** START OF Excerpt **

Dynamic Host Configuration Protocol
Dynamic Host Configuration Protocol (DHCP) is a protocol used by networked devices (clients) to obtain the parameters necessary for operation in an Internet Protocol network. This protocol reduces system administration workload, allowing devices to be added to the network with little or no manual configuration.
Applicability
Dynamic Host Configuration Protocol is a way to manage network parameter assignment from a single DHCP server, or a group of DHCP servers arranged in a fault-tolerant manner. Even in small networks, Dynamic Host Configuration Protocol is useful because it can make it easy to add new machines to the local network.
DHCP is also recommended even in the case of servers whose addresses rarely change, so that if a server needs to be readdressed (RFC2071), changes can be made in as few places as possible. For devices such as routers and firewalls that should not use DHCP, it can be useful to put Trivial File Transfer Protocol (TFTP) or SSH servers on the same machine that runs DHCP, which also serves to centralize administration.
DHCP can be used to assign addresses directly to servers and desktop machines, and, through a Point-to-Point Protocol (PPP) proxy, to dialup and broadband on-demand hosts, as well as for residential Network address translation (NAT) gateways
History
DHCP emerged as a standard protocol in October 1993 as defined in RFC 1531, seceding the BOOTP protocol. The next update, RFC 2131 released in 1997 is the current DHCP definition. The latest proposed standard for DHCP over IPv6 (DHCPv6) can be found in RFC 3315
Basic protocol operation
The Dynamic Host Configuration Protocol (DHCP) automates the assignment of IP addresses, subnet masks, default gateway, and other IP parameters. [1]
When a DHCP-configured client (be it a computer or any other network-aware device) connects to a network, the DHCP client sends a broadcast query requesting necessary information from a DHCP server. The DHCP server manages a pool of IP addresses and information about client configuration parameters such as the default gateway, the domain name, the DNS servers, other servers such as time servers, and so forth. Upon receipt of a valid request the server will assign the computer an IP address, a lease (the length of time for which the allocation is valid), and other IP configuration parameters, such as the subnet mask and the default gateway. The query is typically initiated immediately after booting and must be completed before the client can initiate IP-based communication with other hosts.
DHCP provides four modes for allocating IP addresses. The best-known mode is dynamic, in which the client is provided a "lease" on an IP address for a period of time. Depending on the stability of the network, this could range from hours (a wireless network at an airport) to months (for desktops in a wired lab). At any time before the lease expires, the DHCP client can request renewal of the lease on the current IP address. A properly-functioning client will use the renewal mechanism to maintain the same IP address throughout its connection to a single network, otherwise it may risk losing its lease while still connected, thus disrupting network connectivity while it renegotiates with the server for its original or a new IP address.

** END OF Excerpt **
** START OF Information provided **

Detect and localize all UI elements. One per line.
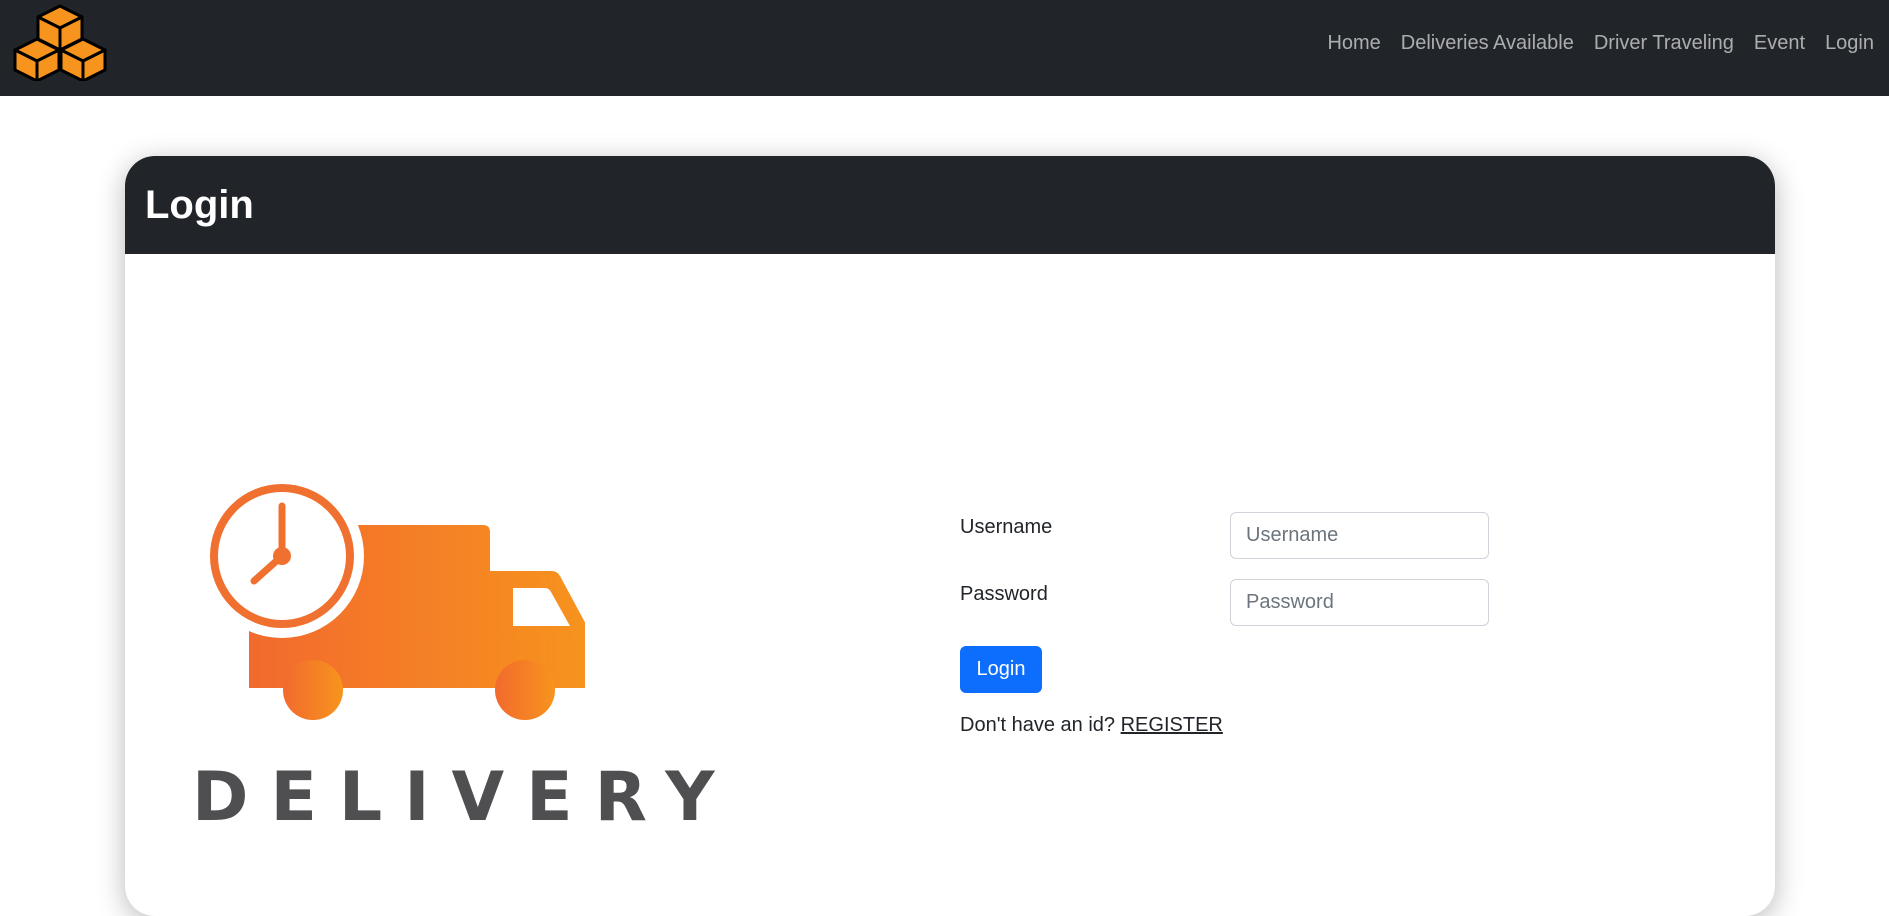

** END OF Information provided **

__Instruction__.
Decide whether each statement agrees with the text on DHCP: (a) RFC 1531 is the current DHCP definition; (b) a client's DHCP query is typically started right after booting; (c) DHCP is recommended even for servers whose addresses rarely change. For each, give yes or no along with the deciding words of the text, quoted exactly.

__Finished exercise__.
(a) No: "The next update, RFC 2131 released in 1997 is the current DHCP definition."
(b) Yes: "The query is typically initiated immediately after booting"
(c) Yes: "DHCP is also recommended even in the case of servers whose addresses rarely change"